**Stated task**
Go through the material and pull out every line with the string "Perfil" in it.

Dataset excerpts:
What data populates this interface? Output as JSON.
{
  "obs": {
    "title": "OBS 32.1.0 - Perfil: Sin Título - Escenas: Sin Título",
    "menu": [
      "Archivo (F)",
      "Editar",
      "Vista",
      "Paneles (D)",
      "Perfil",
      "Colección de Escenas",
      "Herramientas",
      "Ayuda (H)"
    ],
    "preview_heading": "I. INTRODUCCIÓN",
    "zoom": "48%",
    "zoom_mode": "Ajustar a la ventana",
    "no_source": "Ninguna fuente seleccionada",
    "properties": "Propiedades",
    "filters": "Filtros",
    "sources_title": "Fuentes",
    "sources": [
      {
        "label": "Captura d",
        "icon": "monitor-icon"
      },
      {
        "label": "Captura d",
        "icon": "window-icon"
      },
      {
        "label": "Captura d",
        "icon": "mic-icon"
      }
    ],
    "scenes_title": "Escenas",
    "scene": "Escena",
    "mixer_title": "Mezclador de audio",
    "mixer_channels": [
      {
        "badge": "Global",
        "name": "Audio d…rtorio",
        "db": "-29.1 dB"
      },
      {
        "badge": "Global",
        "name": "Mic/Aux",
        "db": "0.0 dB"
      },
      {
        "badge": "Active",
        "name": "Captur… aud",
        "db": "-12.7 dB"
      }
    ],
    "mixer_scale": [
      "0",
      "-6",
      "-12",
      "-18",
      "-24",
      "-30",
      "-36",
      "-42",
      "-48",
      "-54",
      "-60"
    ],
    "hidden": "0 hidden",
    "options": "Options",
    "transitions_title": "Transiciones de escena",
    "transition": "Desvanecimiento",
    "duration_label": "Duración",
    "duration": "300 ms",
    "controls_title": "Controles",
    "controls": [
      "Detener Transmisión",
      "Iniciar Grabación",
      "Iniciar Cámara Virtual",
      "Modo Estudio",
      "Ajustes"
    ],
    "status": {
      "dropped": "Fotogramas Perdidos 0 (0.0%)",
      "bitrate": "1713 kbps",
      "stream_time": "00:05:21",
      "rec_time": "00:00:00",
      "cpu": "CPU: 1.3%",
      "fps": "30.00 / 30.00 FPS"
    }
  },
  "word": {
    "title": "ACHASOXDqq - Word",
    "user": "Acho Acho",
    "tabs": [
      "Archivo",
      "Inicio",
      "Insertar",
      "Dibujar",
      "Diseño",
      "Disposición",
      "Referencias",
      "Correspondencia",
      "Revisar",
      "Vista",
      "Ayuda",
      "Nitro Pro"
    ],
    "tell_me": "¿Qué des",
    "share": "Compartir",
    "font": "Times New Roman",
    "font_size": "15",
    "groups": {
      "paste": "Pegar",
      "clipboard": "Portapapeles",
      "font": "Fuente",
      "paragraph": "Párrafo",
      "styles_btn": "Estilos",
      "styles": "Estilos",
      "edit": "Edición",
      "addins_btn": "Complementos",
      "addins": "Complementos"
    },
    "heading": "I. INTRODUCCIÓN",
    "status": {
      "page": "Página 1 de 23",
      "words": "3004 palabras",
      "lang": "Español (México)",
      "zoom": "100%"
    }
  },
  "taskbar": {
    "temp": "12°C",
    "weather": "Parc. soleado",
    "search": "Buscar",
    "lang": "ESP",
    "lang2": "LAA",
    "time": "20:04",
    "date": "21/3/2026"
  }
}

**The answer**
    "title": "OBS 32.1.0 - Perfil: Sin Título - Escenas: Sin Título",
      "Perfil",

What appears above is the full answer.